── Source data

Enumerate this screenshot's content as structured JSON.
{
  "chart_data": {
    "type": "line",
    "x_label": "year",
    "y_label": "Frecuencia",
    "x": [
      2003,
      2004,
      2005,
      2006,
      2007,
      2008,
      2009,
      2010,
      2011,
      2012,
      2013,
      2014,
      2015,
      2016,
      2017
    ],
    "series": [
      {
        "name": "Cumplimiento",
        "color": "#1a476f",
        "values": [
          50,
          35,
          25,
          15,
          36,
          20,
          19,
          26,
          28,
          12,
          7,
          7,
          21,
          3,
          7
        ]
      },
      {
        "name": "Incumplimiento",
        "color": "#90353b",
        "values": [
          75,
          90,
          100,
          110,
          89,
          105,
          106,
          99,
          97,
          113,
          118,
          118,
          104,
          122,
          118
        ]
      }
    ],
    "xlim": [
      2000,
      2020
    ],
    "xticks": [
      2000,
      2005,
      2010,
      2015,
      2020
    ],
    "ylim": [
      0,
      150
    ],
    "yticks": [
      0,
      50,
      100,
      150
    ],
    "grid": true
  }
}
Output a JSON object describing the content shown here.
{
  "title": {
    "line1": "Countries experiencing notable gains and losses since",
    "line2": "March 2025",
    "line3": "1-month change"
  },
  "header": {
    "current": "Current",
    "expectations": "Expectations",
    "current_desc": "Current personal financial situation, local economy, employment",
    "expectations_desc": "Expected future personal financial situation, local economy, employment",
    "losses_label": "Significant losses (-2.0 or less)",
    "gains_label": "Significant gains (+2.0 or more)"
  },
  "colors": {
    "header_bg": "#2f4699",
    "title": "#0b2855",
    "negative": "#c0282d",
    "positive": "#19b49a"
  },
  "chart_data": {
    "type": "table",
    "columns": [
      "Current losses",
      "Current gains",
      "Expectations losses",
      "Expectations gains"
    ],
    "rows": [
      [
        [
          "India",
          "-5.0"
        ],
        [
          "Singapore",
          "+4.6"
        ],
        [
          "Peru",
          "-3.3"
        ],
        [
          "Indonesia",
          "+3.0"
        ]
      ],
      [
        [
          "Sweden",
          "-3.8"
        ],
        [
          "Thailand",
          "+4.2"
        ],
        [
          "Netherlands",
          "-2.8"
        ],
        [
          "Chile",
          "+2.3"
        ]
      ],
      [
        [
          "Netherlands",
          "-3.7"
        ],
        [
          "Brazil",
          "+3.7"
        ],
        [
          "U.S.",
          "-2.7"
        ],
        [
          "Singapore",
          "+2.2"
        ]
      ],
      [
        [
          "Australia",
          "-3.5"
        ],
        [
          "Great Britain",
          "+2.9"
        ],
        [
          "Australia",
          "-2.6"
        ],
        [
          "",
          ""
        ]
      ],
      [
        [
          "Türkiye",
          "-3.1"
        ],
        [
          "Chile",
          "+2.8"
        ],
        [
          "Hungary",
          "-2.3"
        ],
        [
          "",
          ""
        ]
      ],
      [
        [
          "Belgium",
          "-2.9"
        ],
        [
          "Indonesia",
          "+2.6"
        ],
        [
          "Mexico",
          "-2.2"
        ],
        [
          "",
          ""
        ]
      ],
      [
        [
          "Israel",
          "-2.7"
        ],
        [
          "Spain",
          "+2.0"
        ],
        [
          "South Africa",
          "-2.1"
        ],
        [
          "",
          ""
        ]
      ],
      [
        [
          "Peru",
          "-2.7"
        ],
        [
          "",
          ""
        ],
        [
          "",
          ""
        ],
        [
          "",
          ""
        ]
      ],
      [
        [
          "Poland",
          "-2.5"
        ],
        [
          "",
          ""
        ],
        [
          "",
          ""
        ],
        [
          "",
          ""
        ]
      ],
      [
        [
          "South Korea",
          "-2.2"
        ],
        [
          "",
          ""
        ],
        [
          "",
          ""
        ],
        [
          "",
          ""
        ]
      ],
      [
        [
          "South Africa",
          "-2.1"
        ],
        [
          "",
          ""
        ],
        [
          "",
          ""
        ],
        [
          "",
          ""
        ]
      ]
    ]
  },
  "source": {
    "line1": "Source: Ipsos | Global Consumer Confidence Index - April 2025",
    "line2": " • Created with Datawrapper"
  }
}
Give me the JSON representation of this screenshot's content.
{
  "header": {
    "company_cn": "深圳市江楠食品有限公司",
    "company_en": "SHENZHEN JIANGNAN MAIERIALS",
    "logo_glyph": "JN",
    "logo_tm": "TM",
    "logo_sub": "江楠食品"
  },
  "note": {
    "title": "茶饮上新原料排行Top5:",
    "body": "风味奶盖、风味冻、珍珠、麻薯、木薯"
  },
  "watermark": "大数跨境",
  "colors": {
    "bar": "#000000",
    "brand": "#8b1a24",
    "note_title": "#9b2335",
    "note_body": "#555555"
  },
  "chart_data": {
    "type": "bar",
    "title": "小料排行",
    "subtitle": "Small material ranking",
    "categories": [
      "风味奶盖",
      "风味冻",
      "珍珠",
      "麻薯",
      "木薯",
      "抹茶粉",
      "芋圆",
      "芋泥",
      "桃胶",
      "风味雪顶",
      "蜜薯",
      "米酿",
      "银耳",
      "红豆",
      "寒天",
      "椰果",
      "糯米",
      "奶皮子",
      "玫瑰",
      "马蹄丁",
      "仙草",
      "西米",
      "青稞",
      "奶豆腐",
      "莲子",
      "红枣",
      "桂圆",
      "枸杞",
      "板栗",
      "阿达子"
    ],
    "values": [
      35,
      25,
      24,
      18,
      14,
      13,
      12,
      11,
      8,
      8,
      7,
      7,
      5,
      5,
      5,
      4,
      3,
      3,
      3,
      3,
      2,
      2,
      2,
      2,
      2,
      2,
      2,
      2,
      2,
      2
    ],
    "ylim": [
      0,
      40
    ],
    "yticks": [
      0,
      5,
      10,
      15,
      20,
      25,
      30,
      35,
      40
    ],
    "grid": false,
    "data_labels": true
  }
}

────

Directions for this task
Count the lines of the material that include the word "content", then report only the total.

Exercise output
3